### Dataset extract

START

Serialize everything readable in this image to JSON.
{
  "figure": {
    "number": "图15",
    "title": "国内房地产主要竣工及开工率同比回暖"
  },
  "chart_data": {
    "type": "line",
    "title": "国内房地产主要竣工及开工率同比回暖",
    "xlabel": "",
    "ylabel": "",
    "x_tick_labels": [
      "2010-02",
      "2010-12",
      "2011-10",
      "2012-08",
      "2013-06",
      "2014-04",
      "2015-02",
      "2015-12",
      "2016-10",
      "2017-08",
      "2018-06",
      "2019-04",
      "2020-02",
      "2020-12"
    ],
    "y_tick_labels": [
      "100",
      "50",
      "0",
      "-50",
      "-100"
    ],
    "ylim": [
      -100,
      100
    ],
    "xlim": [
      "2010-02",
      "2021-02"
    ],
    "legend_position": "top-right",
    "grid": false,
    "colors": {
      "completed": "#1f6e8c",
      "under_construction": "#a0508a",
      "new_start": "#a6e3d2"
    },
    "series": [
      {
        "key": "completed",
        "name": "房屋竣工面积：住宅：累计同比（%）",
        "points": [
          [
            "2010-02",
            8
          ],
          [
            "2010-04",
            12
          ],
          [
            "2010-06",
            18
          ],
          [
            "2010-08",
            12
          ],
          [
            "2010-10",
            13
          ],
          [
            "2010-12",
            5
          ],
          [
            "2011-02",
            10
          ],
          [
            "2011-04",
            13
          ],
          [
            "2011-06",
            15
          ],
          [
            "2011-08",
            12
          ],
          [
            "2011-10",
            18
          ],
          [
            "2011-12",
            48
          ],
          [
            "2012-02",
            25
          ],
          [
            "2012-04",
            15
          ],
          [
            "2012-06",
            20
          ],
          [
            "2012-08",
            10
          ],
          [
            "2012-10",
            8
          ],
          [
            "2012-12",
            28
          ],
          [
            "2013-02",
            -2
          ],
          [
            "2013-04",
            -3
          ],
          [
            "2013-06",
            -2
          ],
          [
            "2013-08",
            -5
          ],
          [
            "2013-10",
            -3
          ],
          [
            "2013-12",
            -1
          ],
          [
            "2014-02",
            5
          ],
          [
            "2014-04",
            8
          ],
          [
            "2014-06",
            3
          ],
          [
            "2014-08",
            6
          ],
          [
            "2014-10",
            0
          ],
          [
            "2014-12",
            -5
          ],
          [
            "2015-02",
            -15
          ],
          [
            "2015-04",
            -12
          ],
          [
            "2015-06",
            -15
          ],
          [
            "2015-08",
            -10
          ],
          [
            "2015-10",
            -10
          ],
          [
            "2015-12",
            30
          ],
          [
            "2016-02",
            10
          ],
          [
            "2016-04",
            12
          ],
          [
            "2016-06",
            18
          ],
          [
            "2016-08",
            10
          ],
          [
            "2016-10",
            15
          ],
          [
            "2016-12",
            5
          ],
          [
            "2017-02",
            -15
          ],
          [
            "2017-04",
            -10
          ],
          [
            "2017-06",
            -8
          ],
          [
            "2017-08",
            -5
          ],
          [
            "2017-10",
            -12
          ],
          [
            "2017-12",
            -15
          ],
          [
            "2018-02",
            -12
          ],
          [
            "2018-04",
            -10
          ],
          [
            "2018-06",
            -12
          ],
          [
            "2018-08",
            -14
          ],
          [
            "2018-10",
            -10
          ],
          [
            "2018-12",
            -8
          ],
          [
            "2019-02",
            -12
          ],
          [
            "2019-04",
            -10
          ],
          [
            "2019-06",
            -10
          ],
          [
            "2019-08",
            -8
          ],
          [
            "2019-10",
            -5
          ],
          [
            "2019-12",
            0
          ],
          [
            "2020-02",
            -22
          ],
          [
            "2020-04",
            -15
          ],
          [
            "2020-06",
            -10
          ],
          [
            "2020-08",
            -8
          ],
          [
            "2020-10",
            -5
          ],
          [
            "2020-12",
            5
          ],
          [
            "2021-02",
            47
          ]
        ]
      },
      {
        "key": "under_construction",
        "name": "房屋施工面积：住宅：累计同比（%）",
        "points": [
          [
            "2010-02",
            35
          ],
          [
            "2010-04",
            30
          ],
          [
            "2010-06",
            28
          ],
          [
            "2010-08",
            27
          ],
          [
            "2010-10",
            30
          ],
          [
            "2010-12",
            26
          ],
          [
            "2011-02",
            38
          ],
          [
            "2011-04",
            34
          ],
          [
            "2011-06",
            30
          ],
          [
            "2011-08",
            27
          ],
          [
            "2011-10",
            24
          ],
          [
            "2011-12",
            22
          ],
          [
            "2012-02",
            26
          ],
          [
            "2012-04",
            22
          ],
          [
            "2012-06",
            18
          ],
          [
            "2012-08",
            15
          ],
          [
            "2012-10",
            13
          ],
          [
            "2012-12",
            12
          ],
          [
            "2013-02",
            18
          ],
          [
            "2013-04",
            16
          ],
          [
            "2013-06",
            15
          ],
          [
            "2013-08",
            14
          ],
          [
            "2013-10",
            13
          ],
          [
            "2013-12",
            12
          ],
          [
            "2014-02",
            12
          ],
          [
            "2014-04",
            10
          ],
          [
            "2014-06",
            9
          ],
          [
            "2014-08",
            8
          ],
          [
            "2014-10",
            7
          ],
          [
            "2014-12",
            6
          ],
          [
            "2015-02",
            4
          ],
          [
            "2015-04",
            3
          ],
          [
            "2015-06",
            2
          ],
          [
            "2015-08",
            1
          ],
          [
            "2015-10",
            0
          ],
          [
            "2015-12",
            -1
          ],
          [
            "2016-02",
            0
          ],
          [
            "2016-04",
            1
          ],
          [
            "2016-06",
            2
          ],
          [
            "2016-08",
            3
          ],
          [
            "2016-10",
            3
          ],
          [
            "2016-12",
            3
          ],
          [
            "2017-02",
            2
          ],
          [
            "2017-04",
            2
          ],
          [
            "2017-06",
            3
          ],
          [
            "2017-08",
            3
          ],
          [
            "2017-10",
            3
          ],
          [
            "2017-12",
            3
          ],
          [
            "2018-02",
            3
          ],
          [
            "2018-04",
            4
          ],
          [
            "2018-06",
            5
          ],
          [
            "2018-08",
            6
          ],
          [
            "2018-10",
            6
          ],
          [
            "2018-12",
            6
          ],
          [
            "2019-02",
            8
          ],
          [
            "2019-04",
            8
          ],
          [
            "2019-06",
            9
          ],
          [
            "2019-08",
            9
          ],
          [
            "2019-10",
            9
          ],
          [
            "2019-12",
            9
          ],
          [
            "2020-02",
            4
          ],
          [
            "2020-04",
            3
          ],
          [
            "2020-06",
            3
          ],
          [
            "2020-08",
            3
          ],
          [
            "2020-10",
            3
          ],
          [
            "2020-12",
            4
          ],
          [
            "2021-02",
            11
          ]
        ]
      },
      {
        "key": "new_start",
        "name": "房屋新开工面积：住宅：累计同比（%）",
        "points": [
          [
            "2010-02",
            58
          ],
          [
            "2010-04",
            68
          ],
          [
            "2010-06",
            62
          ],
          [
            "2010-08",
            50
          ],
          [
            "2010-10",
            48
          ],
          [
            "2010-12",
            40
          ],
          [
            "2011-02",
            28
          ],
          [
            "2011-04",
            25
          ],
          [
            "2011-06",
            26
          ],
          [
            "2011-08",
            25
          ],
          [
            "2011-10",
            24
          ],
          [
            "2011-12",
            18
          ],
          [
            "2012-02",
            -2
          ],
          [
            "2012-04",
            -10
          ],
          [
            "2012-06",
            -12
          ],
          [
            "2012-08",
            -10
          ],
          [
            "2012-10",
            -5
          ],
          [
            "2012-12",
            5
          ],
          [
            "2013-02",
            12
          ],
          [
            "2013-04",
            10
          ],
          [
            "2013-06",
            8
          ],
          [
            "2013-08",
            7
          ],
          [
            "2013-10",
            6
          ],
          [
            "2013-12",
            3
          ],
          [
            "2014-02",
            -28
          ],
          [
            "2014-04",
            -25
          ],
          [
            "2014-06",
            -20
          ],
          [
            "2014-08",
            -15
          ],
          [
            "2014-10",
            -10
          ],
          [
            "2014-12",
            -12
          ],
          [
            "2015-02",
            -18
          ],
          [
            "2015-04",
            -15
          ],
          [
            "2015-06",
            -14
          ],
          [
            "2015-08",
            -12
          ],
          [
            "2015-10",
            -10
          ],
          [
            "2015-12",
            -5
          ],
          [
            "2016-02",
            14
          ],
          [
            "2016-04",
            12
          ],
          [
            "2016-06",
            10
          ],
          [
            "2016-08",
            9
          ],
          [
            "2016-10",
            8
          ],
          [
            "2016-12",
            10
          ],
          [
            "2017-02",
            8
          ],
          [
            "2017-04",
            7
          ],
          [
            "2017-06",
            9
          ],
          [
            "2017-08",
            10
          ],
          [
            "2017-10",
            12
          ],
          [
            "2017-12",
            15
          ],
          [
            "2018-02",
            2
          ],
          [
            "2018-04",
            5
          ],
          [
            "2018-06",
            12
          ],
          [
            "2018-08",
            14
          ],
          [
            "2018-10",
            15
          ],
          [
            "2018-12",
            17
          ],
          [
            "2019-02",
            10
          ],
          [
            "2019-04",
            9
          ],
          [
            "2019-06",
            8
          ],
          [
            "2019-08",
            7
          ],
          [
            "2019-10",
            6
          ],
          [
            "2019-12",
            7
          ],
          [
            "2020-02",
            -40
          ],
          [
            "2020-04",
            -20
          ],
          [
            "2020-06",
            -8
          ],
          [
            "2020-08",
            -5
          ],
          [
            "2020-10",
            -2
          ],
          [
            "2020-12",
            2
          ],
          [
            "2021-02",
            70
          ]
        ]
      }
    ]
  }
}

END

### What the task asks
Copy every line of the listing where the word "累计同比" appears.

### Output for this exercise
        "name": "房屋竣工面积：住宅：累计同比（%）",
        "name": "房屋施工面积：住宅：累计同比（%）",
        "name": "房屋新开工面积：住宅：累计同比（%）",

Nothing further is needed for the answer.